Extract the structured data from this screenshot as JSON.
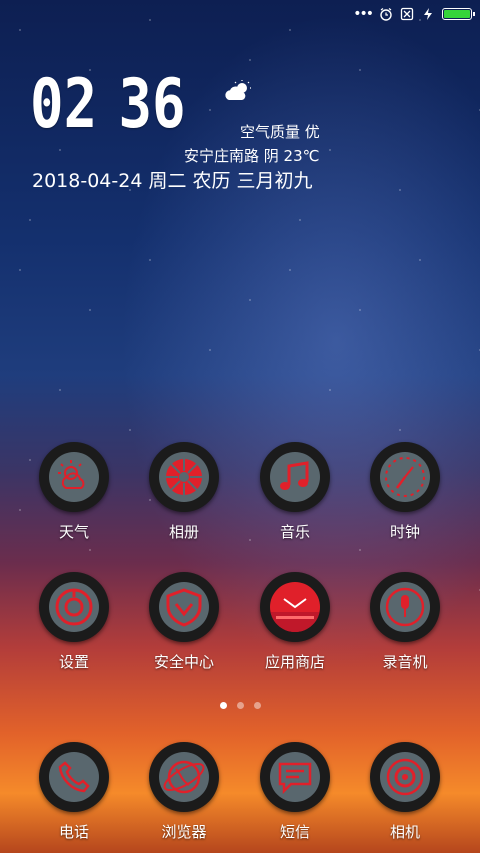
{
  "status_bar": {
    "more_dots": "•••",
    "battery_level": 1.0,
    "battery_color": "#35d43a"
  },
  "clock": {
    "hours": "02",
    "minutes": "36"
  },
  "weather": {
    "icon": "cloud-sun-icon",
    "air_quality": "空气质量 优",
    "location_weather": "安宁庄南路 阴 23℃"
  },
  "date_line": "2018-04-24 周二 农历 三月初九",
  "apps_row1": [
    {
      "label": "天气",
      "icon": "weather-icon"
    },
    {
      "label": "相册",
      "icon": "gallery-icon"
    },
    {
      "label": "音乐",
      "icon": "music-icon"
    },
    {
      "label": "时钟",
      "icon": "clock-icon"
    }
  ],
  "apps_row2": [
    {
      "label": "设置",
      "icon": "settings-icon"
    },
    {
      "label": "安全中心",
      "icon": "security-icon"
    },
    {
      "label": "应用商店",
      "icon": "app-store-icon"
    },
    {
      "label": "录音机",
      "icon": "recorder-icon"
    }
  ],
  "dock": [
    {
      "label": "电话",
      "icon": "phone-icon"
    },
    {
      "label": "浏览器",
      "icon": "browser-icon"
    },
    {
      "label": "短信",
      "icon": "messages-icon"
    },
    {
      "label": "相机",
      "icon": "camera-icon"
    }
  ],
  "pager": {
    "pages": 3,
    "current": 1
  },
  "colors": {
    "icon_accent": "#e0202a",
    "icon_ring": "#1b1b1b",
    "icon_inner": "#59676e"
  }
}
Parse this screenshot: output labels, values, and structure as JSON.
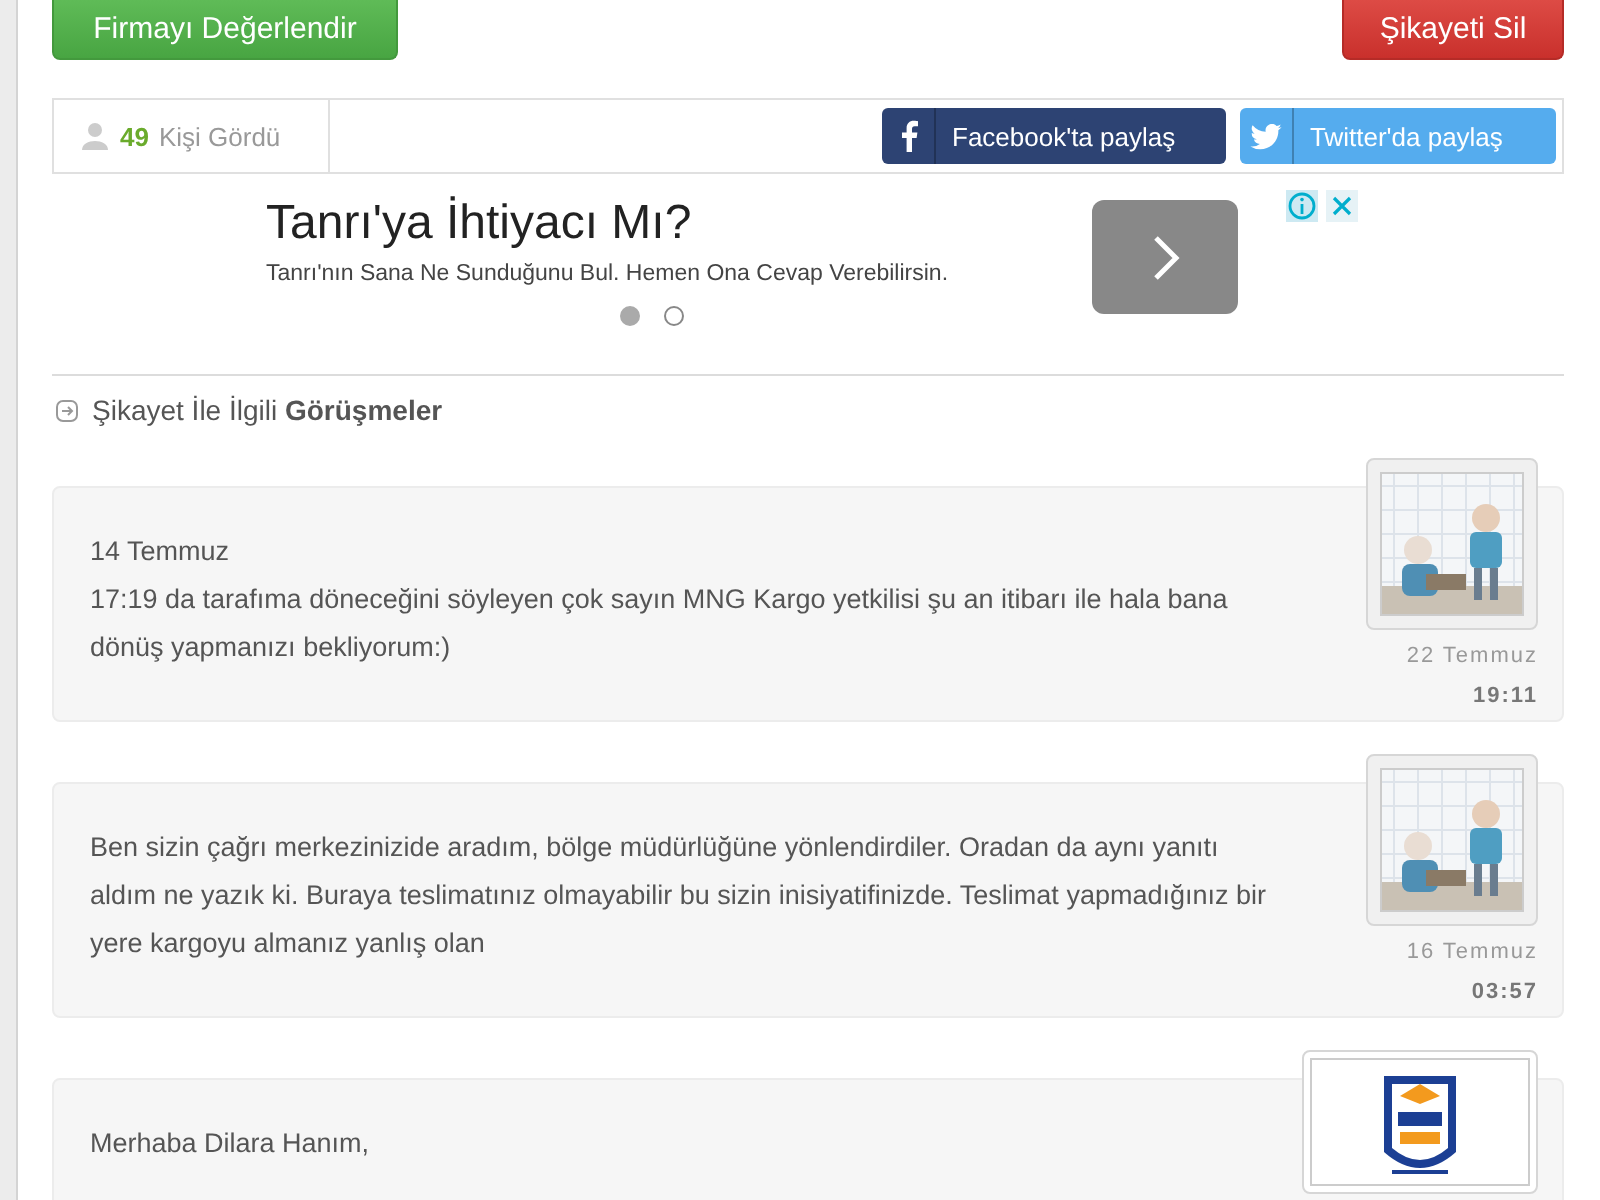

------------------------

#### [Task requirements]
In the entries above, find the lines containing the word "JSON" and say how many there are, with no other words.

#### [Written response]
2